Copy out all the entries word for word.

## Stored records
........

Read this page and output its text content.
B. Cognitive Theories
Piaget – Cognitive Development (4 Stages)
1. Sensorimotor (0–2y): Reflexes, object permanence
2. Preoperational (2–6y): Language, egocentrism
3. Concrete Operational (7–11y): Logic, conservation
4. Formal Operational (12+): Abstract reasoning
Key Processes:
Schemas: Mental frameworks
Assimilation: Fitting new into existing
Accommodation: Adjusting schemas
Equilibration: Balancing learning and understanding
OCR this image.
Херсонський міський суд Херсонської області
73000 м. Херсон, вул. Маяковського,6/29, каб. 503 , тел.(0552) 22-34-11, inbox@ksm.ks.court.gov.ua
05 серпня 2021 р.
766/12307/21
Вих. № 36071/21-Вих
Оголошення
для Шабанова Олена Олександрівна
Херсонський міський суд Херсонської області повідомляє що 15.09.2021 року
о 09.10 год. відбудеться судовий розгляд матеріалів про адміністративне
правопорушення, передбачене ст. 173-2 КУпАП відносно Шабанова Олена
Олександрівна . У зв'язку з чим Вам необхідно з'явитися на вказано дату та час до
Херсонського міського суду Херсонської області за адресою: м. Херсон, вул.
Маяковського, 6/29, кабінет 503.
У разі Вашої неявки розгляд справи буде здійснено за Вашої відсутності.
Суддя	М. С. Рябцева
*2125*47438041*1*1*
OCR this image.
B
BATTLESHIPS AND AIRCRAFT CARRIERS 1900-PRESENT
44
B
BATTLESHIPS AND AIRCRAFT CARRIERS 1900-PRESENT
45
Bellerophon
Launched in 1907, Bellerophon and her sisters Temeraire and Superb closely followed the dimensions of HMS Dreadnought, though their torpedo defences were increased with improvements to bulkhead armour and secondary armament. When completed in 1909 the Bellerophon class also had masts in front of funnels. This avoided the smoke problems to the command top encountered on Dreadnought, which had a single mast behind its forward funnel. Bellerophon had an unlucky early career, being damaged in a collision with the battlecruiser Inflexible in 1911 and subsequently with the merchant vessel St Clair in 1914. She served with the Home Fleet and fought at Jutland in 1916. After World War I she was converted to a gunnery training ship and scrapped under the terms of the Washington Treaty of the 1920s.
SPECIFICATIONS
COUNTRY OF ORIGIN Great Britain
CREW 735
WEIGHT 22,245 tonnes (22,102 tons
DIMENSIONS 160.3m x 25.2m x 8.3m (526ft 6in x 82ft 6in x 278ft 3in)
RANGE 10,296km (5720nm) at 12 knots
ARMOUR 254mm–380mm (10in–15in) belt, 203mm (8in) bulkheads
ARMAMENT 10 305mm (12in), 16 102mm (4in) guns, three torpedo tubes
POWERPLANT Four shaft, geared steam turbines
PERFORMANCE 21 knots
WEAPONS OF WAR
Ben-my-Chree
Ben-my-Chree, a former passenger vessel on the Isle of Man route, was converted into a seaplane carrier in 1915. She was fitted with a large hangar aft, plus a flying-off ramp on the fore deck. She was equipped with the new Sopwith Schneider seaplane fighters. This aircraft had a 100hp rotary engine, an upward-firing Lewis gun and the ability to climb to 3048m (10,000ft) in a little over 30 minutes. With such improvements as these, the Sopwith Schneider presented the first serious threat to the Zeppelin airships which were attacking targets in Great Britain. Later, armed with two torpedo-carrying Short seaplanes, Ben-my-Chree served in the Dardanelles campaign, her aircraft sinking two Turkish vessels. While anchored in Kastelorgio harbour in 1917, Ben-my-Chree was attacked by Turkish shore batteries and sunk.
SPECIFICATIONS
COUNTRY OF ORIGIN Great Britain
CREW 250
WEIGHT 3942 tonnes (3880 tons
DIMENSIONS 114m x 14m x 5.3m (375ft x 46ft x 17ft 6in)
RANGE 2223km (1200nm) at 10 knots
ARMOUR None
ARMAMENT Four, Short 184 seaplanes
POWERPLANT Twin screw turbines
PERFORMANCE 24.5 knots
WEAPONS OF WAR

........

## The solution
Read this page and output its text content.
B. Cognitive Theories
Piaget – Cognitive Development (4 Stages)
1. Sensorimotor (0–2y): Reflexes, object permanence
2. Preoperational (2–6y): Language, egocentrism
3. Concrete Operational (7–11y): Logic, conservation
4. Formal Operational (12+): Abstract reasoning
Key Processes:
Schemas: Mental frameworks
Assimilation: Fitting new into existing
Accommodation: Adjusting schemas
Equilibration: Balancing learning and understanding
OCR this image.
Херсонський міський суд Херсонської області
73000 м. Херсон, вул. Маяковського,6/29, каб. 503 , тел.(0552) 22-34-11, inbox@ksm.ks.court.gov.ua
05 серпня 2021 р.
766/12307/21
Вих. № 36071/21-Вих
Оголошення
для Шабанова Олена Олександрівна
Херсонський міський суд Херсонської області повідомляє що 15.09.2021 року
о 09.10 год. відбудеться судовий розгляд матеріалів про адміністративне
правопорушення, передбачене ст. 173-2 КУпАП відносно Шабанова Олена
Олександрівна . У зв'язку з чим Вам необхідно з'явитися на вказано дату та час до
Херсонського міського суду Херсонської області за адресою: м. Херсон, вул.
Маяковського, 6/29, кабінет 503.
У разі Вашої неявки розгляд справи буде здійснено за Вашої відсутності.
Суддя	М. С. Рябцева
*2125*47438041*1*1*
OCR this image.
B
BATTLESHIPS AND AIRCRAFT CARRIERS 1900-PRESENT
44
B
BATTLESHIPS AND AIRCRAFT CARRIERS 1900-PRESENT
45
Bellerophon
Launched in 1907, Bellerophon and her sisters Temeraire and Superb closely followed the dimensions of HMS Dreadnought, though their torpedo defences were increased with improvements to bulkhead armour and secondary armament. When completed in 1909 the Bellerophon class also had masts in front of funnels. This avoided the smoke problems to the command top encountered on Dreadnought, which had a single mast behind its forward funnel. Bellerophon had an unlucky early career, being damaged in a collision with the battlecruiser Inflexible in 1911 and subsequently with the merchant vessel St Clair in 1914. She served with the Home Fleet and fought at Jutland in 1916. After World War I she was converted to a gunnery training ship and scrapped under the terms of the Washington Treaty of the 1920s.
SPECIFICATIONS
COUNTRY OF ORIGIN Great Britain
CREW 735
WEIGHT 22,245 tonnes (22,102 tons
DIMENSIONS 160.3m x 25.2m x 8.3m (526ft 6in x 82ft 6in x 278ft 3in)
RANGE 10,296km (5720nm) at 12 knots
ARMOUR 254mm–380mm (10in–15in) belt, 203mm (8in) bulkheads
ARMAMENT 10 305mm (12in), 16 102mm (4in) guns, three torpedo tubes
POWERPLANT Four shaft, geared steam turbines
PERFORMANCE 21 knots
WEAPONS OF WAR
Ben-my-Chree
Ben-my-Chree, a former passenger vessel on the Isle of Man route, was converted into a seaplane carrier in 1915. She was fitted with a large hangar aft, plus a flying-off ramp on the fore deck. She was equipped with the new Sopwith Schneider seaplane fighters. This aircraft had a 100hp rotary engine, an upward-firing Lewis gun and the ability to climb to 3048m (10,000ft) in a little over 30 minutes. With such improvements as these, the Sopwith Schneider presented the first serious threat to the Zeppelin airships which were attacking targets in Great Britain. Later, armed with two torpedo-carrying Short seaplanes, Ben-my-Chree served in the Dardanelles campaign, her aircraft sinking two Turkish vessels. While anchored in Kastelorgio harbour in 1917, Ben-my-Chree was attacked by Turkish shore batteries and sunk.
SPECIFICATIONS
COUNTRY OF ORIGIN Great Britain
CREW 250
WEIGHT 3942 tonnes (3880 tons
DIMENSIONS 114m x 14m x 5.3m (375ft x 46ft x 17ft 6in)
RANGE 2223km (1200nm) at 10 knots
ARMOUR None
ARMAMENT Four, Short 184 seaplanes
POWERPLANT Twin screw turbines
PERFORMANCE 24.5 knots
WEAPONS OF WAR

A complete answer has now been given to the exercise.